REQUIRED TASK: Which lines hold the string "source"? Copy every one of them.
○ ○ ○ ○
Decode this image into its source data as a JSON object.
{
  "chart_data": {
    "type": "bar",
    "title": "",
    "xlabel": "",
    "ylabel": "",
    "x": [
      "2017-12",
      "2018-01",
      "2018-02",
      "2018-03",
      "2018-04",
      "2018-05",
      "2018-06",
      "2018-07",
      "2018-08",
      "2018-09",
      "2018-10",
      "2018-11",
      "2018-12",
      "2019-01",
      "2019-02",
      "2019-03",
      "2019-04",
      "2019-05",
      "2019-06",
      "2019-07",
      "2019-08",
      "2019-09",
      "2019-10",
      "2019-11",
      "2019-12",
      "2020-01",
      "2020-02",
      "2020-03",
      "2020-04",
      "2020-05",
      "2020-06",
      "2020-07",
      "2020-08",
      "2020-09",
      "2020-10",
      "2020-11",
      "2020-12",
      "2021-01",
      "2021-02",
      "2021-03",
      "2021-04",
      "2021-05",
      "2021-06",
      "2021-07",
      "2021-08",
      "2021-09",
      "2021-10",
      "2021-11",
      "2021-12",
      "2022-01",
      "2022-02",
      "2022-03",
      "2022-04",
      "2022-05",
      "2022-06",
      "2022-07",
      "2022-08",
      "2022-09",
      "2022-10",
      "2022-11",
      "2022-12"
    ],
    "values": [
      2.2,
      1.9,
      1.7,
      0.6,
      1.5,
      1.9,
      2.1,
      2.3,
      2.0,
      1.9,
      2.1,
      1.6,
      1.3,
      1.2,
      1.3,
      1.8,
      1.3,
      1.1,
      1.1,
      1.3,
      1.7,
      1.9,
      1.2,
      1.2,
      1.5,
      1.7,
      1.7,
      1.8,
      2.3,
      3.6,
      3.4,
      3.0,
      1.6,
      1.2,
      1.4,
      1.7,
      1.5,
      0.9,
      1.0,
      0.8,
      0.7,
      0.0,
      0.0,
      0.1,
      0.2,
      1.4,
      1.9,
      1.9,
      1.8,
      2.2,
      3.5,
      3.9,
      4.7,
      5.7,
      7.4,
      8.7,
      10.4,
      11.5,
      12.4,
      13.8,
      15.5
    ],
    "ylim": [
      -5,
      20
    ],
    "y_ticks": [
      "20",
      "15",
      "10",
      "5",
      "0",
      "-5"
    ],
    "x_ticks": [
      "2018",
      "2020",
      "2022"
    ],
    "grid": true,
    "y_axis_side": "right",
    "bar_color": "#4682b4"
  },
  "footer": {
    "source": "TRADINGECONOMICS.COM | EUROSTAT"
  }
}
○ ○ ○ ○
COMPLETE RESPONSE:
Decode this image into its source data as a JSON object.
    "source": "TRADINGECONOMICS.COM | EUROSTAT"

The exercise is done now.